>> begin Data provided
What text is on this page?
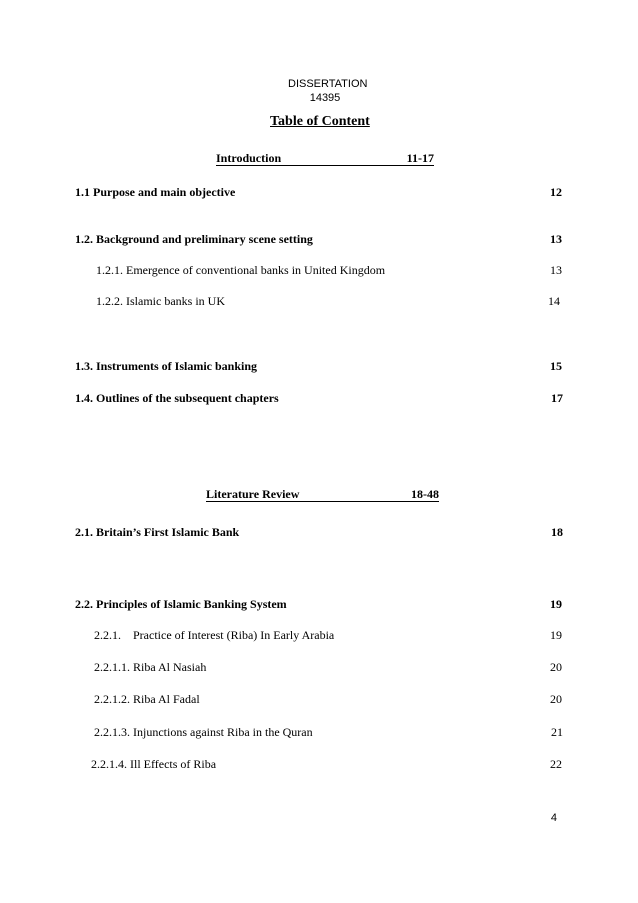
DISSERTATION
14395
Table of Content
Introduction	11-17
1.1 Purpose and main objective	12
1.2. Background and preliminary scene setting	13
1.2.1. Emergence of conventional banks in United Kingdom	13
1.2.2. Islamic banks in UK	14
1.3. Instruments of Islamic banking	15
1.4. Outlines of the subsequent chapters	17
Literature Review	18-48
2.1. Britain’s First Islamic Bank	18
2.2. Principles of Islamic Banking System	19
2.2.1.    Practice of Interest (Riba) In Early Arabia	19
2.2.1.1. Riba Al Nasiah	20
2.2.1.2. Riba Al Fadal	20
2.2.1.3. Injunctions against Riba in the Quran	21
2.2.1.4. Ill Effects of Riba	22
4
>> end Data provided
* **The task**
Leave out the pictures and copy the rest of the material above exactly.

* **Reply**
What text is on this page?
DISSERTATION
14395
Table of Content
Introduction	11-17
1.1 Purpose and main objective	12
1.2. Background and preliminary scene setting	13
1.2.1. Emergence of conventional banks in United Kingdom	13
1.2.2. Islamic banks in UK	14
1.3. Instruments of Islamic banking	15
1.4. Outlines of the subsequent chapters	17
Literature Review	18-48
2.1. Britain’s First Islamic Bank	18
2.2. Principles of Islamic Banking System	19
2.2.1.    Practice of Interest (Riba) In Early Arabia	19
2.2.1.1. Riba Al Nasiah	20
2.2.1.2. Riba Al Fadal	20
2.2.1.3. Injunctions against Riba in the Quran	21
2.2.1.4. Ill Effects of Riba	22
4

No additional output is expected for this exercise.